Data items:
::::::::::
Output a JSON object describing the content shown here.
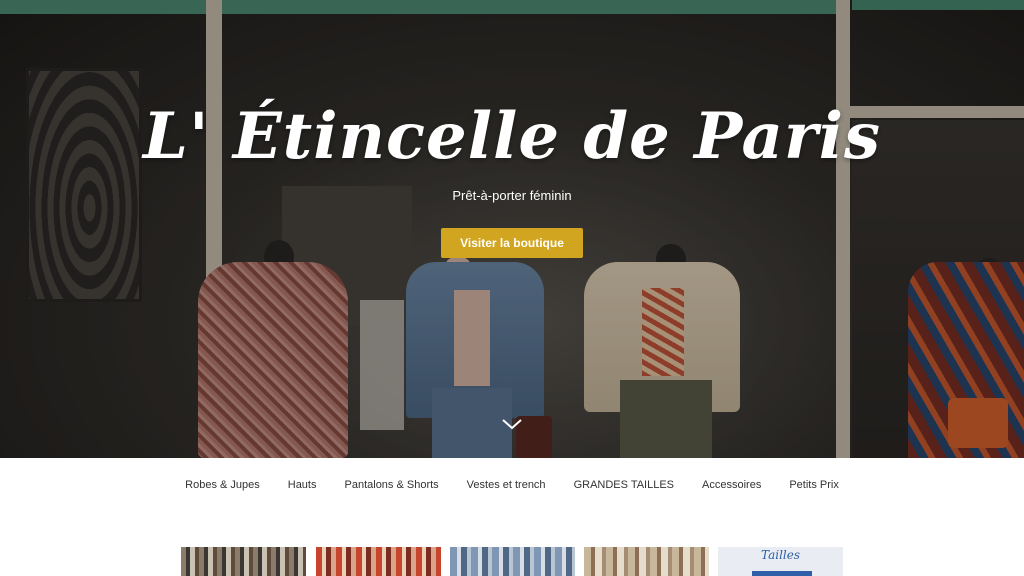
{
  "hero": {
    "title": "L' Étincelle de Paris",
    "subtitle": "Prêt-à-porter féminin",
    "cta_label": "Visiter la boutique",
    "cta_color": "#d2a520",
    "scroll_icon": "chevron-down-icon"
  },
  "categories": {
    "items": [
      {
        "label": "Robes & Jupes"
      },
      {
        "label": "Hauts"
      },
      {
        "label": "Pantalons & Shorts"
      },
      {
        "label": "Vestes et trench"
      },
      {
        "label": "GRANDES TAILLES"
      },
      {
        "label": "Accessoires"
      },
      {
        "label": "Petits Prix"
      }
    ]
  },
  "thumbnails": {
    "items": [
      {
        "label": ""
      },
      {
        "label": ""
      },
      {
        "label": ""
      },
      {
        "label": ""
      },
      {
        "label": "Tailles"
      }
    ]
  }
}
::::::::::
Problem statement:
Omit all pictures while transcribing the entries verbatim.

Reply to the exercise:
Output a JSON object describing the content shown here.
{
  "hero": {
    "title": "L' Étincelle de Paris",
    "subtitle": "Prêt-à-porter féminin",
    "cta_label": "Visiter la boutique",
    "cta_color": "#d2a520",
    "scroll_icon": "chevron-down-icon"
  },
  "categories": {
    "items": [
      {
        "label": "Robes & Jupes"
      },
      {
        "label": "Hauts"
      },
      {
        "label": "Pantalons & Shorts"
      },
      {
        "label": "Vestes et trench"
      },
      {
        "label": "GRANDES TAILLES"
      },
      {
        "label": "Accessoires"
      },
      {
        "label": "Petits Prix"
      }
    ]
  },
  "thumbnails": {
    "items": [
      {
        "label": ""
      },
      {
        "label": ""
      },
      {
        "label": ""
      },
      {
        "label": ""
      },
      {
        "label": "Tailles"
      }
    ]
  }
}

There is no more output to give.